*** Listed records ***

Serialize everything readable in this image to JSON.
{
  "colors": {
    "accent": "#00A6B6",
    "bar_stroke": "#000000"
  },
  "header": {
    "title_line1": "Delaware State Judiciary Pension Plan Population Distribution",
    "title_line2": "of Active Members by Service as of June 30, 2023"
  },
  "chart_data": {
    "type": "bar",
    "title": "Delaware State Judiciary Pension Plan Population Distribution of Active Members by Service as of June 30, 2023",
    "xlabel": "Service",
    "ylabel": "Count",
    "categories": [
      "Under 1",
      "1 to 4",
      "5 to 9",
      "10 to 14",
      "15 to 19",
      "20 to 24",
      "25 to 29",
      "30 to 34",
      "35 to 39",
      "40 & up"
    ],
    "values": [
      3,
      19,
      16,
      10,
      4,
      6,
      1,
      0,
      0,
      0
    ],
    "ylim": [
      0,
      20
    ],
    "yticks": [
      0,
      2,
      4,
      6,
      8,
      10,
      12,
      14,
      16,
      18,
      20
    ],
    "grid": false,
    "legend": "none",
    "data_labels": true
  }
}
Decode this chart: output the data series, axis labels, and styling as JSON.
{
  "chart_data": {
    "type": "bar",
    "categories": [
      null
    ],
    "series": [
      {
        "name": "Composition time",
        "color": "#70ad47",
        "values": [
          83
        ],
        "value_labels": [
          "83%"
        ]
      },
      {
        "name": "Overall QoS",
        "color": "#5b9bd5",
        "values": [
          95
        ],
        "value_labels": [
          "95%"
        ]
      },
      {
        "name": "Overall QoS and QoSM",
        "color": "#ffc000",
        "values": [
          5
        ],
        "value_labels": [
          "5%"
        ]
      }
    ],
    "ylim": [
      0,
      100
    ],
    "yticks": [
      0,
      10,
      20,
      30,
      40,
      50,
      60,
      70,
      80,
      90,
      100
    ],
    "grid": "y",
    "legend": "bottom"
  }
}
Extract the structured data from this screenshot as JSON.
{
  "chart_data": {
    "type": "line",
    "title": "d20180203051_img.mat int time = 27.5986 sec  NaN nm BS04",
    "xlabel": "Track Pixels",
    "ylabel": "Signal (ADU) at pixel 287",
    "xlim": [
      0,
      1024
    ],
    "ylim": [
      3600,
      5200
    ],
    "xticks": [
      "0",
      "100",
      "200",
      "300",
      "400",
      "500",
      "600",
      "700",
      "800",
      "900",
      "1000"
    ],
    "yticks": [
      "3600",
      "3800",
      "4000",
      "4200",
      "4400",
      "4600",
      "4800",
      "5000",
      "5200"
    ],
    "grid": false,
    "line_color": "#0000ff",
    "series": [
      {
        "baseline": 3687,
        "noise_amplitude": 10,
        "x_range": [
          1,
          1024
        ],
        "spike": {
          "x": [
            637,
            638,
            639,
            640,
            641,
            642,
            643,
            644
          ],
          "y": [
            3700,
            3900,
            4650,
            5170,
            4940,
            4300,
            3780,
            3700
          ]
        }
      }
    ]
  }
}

***

# [Written exercise]
From the data above, pick out each line containing "time" and copy it.

# [Answer to this exercise]
        "name": "Composition time",
    "title": "d20180203051_img.mat int time = 27.5986 sec  NaN nm BS04",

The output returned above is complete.